__SHORT PROBLEM__
The records should be written out in full, with nothing altered.

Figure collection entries
----------------

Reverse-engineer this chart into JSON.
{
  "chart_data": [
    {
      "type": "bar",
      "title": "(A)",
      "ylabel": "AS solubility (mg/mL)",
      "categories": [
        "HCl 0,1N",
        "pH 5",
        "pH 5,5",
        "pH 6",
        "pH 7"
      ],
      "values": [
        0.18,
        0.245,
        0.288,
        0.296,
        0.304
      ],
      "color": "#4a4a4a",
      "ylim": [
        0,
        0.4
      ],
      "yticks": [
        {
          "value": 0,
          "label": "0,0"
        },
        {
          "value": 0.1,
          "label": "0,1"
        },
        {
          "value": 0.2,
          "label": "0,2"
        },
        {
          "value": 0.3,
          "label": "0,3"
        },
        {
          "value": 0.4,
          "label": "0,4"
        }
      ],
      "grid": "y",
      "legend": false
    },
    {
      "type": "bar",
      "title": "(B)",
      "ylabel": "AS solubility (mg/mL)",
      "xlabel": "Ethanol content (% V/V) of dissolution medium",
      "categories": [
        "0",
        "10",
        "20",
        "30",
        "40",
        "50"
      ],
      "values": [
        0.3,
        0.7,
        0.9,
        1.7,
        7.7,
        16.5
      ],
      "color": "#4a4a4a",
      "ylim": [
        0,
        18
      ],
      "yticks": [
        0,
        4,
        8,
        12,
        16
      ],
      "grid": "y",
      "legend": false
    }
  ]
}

----------------

__FINAL ANSWER__
Reverse-engineer this chart into JSON.
{
  "chart_data": [
    {
      "type": "bar",
      "title": "(A)",
      "ylabel": "AS solubility (mg/mL)",
      "categories": [
        "HCl 0,1N",
        "pH 5",
        "pH 5,5",
        "pH 6",
        "pH 7"
      ],
      "values": [
        0.18,
        0.245,
        0.288,
        0.296,
        0.304
      ],
      "color": "#4a4a4a",
      "ylim": [
        0,
        0.4
      ],
      "yticks": [
        {
          "value": 0,
          "label": "0,0"
        },
        {
          "value": 0.1,
          "label": "0,1"
        },
        {
          "value": 0.2,
          "label": "0,2"
        },
        {
          "value": 0.3,
          "label": "0,3"
        },
        {
          "value": 0.4,
          "label": "0,4"
        }
      ],
      "grid": "y",
      "legend": false
    },
    {
      "type": "bar",
      "title": "(B)",
      "ylabel": "AS solubility (mg/mL)",
      "xlabel": "Ethanol content (% V/V) of dissolution medium",
      "categories": [
        "0",
        "10",
        "20",
        "30",
        "40",
        "50"
      ],
      "values": [
        0.3,
        0.7,
        0.9,
        1.7,
        7.7,
        16.5
      ],
      "color": "#4a4a4a",
      "ylim": [
        0,
        18
      ],
      "yticks": [
        0,
        4,
        8,
        12,
        16
      ],
      "grid": "y",
      "legend": false
    }
  ]
}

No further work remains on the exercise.